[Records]
====

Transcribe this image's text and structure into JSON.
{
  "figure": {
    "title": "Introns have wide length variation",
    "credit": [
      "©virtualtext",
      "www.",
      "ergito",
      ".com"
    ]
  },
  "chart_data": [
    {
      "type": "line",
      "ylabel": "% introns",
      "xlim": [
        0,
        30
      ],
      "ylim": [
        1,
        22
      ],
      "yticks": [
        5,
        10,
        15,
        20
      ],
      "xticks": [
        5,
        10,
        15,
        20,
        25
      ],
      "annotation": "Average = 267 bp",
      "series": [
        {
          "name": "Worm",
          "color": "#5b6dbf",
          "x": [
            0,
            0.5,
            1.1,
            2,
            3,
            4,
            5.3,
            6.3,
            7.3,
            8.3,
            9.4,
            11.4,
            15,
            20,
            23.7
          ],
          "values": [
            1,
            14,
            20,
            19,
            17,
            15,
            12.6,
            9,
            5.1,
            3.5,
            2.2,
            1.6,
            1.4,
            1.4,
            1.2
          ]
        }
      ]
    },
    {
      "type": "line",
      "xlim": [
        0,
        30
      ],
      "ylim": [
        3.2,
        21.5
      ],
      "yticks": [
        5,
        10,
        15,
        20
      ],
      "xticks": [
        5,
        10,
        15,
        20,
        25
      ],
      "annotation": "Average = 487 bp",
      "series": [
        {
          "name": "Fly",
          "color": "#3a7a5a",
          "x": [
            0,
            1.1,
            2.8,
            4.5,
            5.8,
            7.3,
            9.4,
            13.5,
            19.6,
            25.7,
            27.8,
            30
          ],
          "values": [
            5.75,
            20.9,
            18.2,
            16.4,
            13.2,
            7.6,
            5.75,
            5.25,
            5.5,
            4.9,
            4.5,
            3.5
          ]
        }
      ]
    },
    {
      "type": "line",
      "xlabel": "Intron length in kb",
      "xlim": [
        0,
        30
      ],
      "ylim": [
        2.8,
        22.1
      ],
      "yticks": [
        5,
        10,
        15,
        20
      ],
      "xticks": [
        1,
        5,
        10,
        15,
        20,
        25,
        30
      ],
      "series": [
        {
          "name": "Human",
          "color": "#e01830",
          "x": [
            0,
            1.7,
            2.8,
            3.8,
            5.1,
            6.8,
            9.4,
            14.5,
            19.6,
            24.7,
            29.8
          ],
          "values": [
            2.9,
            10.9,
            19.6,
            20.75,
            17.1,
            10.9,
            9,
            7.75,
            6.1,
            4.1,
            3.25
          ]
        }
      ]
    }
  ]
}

====

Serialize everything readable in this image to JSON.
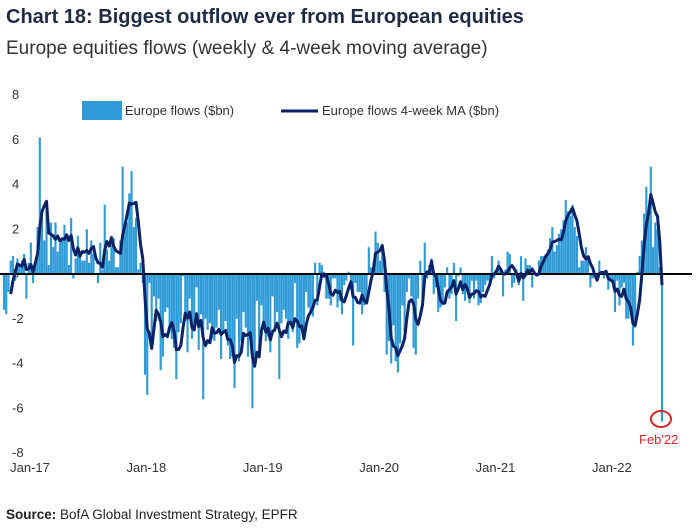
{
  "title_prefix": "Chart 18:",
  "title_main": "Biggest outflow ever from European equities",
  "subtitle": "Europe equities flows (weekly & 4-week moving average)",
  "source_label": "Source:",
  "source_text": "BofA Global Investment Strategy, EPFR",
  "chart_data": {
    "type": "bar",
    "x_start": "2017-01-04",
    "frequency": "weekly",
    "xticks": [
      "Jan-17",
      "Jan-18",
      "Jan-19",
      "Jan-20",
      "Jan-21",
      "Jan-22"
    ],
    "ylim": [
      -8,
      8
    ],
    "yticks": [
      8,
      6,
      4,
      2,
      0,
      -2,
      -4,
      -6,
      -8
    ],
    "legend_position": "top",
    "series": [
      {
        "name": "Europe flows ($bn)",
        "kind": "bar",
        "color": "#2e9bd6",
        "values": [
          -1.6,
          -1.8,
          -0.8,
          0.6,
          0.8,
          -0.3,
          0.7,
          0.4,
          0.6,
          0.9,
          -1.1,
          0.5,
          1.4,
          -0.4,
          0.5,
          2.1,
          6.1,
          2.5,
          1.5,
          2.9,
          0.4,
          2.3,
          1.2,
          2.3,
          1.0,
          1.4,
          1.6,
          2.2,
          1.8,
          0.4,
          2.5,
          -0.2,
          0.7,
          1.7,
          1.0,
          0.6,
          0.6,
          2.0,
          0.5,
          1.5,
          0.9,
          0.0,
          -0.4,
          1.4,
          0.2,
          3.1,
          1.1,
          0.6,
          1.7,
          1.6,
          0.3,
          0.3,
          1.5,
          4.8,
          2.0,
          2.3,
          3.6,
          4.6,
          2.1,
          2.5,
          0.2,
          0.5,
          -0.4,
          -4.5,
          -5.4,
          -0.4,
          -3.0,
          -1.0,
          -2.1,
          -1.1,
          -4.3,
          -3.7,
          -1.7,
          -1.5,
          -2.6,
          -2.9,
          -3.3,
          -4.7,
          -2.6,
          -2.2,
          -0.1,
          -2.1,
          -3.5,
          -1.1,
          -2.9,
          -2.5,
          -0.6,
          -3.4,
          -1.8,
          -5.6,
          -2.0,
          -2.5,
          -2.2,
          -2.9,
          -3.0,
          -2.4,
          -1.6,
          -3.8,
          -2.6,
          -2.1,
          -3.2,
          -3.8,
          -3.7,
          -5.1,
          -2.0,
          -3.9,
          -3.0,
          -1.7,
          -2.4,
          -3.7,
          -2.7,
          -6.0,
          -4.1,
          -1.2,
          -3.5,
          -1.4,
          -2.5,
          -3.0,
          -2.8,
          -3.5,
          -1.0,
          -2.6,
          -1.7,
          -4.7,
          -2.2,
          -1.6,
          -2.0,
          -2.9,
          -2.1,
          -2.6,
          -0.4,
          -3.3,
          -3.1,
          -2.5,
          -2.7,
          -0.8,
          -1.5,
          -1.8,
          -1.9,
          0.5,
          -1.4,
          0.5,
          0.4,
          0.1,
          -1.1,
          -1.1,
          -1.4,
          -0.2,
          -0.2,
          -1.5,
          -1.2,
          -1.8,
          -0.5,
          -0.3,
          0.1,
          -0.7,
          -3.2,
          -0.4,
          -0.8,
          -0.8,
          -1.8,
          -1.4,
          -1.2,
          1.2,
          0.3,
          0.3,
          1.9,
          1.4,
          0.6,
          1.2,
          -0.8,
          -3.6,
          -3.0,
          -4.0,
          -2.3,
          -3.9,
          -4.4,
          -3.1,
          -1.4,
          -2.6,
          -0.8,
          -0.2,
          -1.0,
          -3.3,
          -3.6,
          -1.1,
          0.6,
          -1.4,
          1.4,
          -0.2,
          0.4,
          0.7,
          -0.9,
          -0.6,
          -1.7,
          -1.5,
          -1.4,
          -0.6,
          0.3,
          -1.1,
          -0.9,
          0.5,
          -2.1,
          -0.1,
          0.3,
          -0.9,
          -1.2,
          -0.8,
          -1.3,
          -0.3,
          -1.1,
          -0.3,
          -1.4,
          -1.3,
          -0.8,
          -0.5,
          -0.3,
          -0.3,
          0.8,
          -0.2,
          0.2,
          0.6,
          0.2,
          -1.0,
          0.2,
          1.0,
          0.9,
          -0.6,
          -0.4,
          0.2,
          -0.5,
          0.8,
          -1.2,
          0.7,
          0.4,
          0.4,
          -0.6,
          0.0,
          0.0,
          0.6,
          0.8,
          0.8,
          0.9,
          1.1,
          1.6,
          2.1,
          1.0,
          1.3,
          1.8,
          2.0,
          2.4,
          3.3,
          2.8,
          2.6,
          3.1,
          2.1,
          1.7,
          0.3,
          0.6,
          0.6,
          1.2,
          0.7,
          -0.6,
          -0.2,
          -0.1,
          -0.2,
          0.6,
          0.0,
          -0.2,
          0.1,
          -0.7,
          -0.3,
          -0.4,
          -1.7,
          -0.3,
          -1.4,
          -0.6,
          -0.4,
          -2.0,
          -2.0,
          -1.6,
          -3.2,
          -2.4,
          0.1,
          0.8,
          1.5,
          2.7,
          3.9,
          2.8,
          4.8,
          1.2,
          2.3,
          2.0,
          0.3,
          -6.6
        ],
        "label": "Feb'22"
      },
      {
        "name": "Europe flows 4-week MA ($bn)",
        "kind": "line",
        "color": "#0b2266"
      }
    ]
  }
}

====

DIRECTIONS: Copy all lines from the data that hold the word "name".

OUTPUT BELOW:
          "name": "Worm",
          "name": "Fly",
          "name": "Human",
        "name": "Europe flows ($bn)",
        "name": "Europe flows 4-week MA ($bn)",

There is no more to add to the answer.